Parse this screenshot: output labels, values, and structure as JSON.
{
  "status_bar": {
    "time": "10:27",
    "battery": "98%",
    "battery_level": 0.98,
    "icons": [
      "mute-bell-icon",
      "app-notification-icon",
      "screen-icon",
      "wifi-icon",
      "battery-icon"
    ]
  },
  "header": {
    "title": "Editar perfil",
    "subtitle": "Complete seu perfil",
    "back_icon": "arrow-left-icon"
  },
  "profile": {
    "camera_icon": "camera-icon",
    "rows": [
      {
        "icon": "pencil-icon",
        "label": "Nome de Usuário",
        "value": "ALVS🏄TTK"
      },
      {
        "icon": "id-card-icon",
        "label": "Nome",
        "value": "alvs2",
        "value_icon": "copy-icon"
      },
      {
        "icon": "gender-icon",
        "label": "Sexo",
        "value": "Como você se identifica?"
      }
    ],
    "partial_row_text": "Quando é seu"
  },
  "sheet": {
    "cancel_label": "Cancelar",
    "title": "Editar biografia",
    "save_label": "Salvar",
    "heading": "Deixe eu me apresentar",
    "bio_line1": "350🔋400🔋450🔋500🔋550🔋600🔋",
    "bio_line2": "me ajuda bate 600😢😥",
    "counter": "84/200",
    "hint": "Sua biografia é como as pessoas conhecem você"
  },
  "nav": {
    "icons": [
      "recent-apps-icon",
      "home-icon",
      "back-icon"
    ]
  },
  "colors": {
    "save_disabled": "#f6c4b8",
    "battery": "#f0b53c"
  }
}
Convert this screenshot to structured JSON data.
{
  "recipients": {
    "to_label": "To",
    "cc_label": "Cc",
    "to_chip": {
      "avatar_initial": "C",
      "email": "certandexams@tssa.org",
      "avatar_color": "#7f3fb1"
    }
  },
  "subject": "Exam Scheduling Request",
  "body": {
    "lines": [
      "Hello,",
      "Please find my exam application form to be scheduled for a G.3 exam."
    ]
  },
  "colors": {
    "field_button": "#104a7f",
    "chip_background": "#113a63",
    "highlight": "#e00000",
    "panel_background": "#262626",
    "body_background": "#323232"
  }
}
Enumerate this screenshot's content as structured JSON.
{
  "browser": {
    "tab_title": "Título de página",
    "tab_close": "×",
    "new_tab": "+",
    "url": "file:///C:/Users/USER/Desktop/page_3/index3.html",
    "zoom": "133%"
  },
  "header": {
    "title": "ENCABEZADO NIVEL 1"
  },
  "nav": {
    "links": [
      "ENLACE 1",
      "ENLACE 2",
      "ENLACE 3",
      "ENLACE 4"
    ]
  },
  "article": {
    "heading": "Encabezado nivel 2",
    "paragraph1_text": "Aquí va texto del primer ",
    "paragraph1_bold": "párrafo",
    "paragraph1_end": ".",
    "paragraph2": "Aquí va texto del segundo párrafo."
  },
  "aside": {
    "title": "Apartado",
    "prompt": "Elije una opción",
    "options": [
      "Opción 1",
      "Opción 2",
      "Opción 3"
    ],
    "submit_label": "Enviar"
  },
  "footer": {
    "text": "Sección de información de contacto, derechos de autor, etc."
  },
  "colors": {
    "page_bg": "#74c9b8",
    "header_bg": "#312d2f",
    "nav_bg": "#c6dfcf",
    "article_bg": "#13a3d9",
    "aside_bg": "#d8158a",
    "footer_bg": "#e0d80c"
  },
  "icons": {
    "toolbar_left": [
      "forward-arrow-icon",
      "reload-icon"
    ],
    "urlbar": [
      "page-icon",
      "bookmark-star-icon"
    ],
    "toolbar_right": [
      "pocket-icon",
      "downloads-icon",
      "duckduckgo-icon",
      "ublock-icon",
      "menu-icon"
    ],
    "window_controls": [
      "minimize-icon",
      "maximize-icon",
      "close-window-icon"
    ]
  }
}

**Goal of the exercise**
Print all of the entries exactly as they appear.

**Worked solution**
Parse this screenshot: output labels, values, and structure as JSON.
{
  "status_bar": {
    "time": "10:27",
    "battery": "98%",
    "battery_level": 0.98,
    "icons": [
      "mute-bell-icon",
      "app-notification-icon",
      "screen-icon",
      "wifi-icon",
      "battery-icon"
    ]
  },
  "header": {
    "title": "Editar perfil",
    "subtitle": "Complete seu perfil",
    "back_icon": "arrow-left-icon"
  },
  "profile": {
    "camera_icon": "camera-icon",
    "rows": [
      {
        "icon": "pencil-icon",
        "label": "Nome de Usuário",
        "value": "ALVS🏄TTK"
      },
      {
        "icon": "id-card-icon",
        "label": "Nome",
        "value": "alvs2",
        "value_icon": "copy-icon"
      },
      {
        "icon": "gender-icon",
        "label": "Sexo",
        "value": "Como você se identifica?"
      }
    ],
    "partial_row_text": "Quando é seu"
  },
  "sheet": {
    "cancel_label": "Cancelar",
    "title": "Editar biografia",
    "save_label": "Salvar",
    "heading": "Deixe eu me apresentar",
    "bio_line1": "350🔋400🔋450🔋500🔋550🔋600🔋",
    "bio_line2": "me ajuda bate 600😢😥",
    "counter": "84/200",
    "hint": "Sua biografia é como as pessoas conhecem você"
  },
  "nav": {
    "icons": [
      "recent-apps-icon",
      "home-icon",
      "back-icon"
    ]
  },
  "colors": {
    "save_disabled": "#f6c4b8",
    "battery": "#f0b53c"
  }
}
Convert this screenshot to structured JSON data.
{
  "recipients": {
    "to_label": "To",
    "cc_label": "Cc",
    "to_chip": {
      "avatar_initial": "C",
      "email": "certandexams@tssa.org",
      "avatar_color": "#7f3fb1"
    }
  },
  "subject": "Exam Scheduling Request",
  "body": {
    "lines": [
      "Hello,",
      "Please find my exam application form to be scheduled for a G.3 exam."
    ]
  },
  "colors": {
    "field_button": "#104a7f",
    "chip_background": "#113a63",
    "highlight": "#e00000",
    "panel_background": "#262626",
    "body_background": "#323232"
  }
}
Enumerate this screenshot's content as structured JSON.
{
  "browser": {
    "tab_title": "Título de página",
    "tab_close": "×",
    "new_tab": "+",
    "url": "file:///C:/Users/USER/Desktop/page_3/index3.html",
    "zoom": "133%"
  },
  "header": {
    "title": "ENCABEZADO NIVEL 1"
  },
  "nav": {
    "links": [
      "ENLACE 1",
      "ENLACE 2",
      "ENLACE 3",
      "ENLACE 4"
    ]
  },
  "article": {
    "heading": "Encabezado nivel 2",
    "paragraph1_text": "Aquí va texto del primer ",
    "paragraph1_bold": "párrafo",
    "paragraph1_end": ".",
    "paragraph2": "Aquí va texto del segundo párrafo."
  },
  "aside": {
    "title": "Apartado",
    "prompt": "Elije una opción",
    "options": [
      "Opción 1",
      "Opción 2",
      "Opción 3"
    ],
    "submit_label": "Enviar"
  },
  "footer": {
    "text": "Sección de información de contacto, derechos de autor, etc."
  },
  "colors": {
    "page_bg": "#74c9b8",
    "header_bg": "#312d2f",
    "nav_bg": "#c6dfcf",
    "article_bg": "#13a3d9",
    "aside_bg": "#d8158a",
    "footer_bg": "#e0d80c"
  },
  "icons": {
    "toolbar_left": [
      "forward-arrow-icon",
      "reload-icon"
    ],
    "urlbar": [
      "page-icon",
      "bookmark-star-icon"
    ],
    "toolbar_right": [
      "pocket-icon",
      "downloads-icon",
      "duckduckgo-icon",
      "ublock-icon",
      "menu-icon"
    ],
    "window_controls": [
      "minimize-icon",
      "maximize-icon",
      "close-window-icon"
    ]
  }
}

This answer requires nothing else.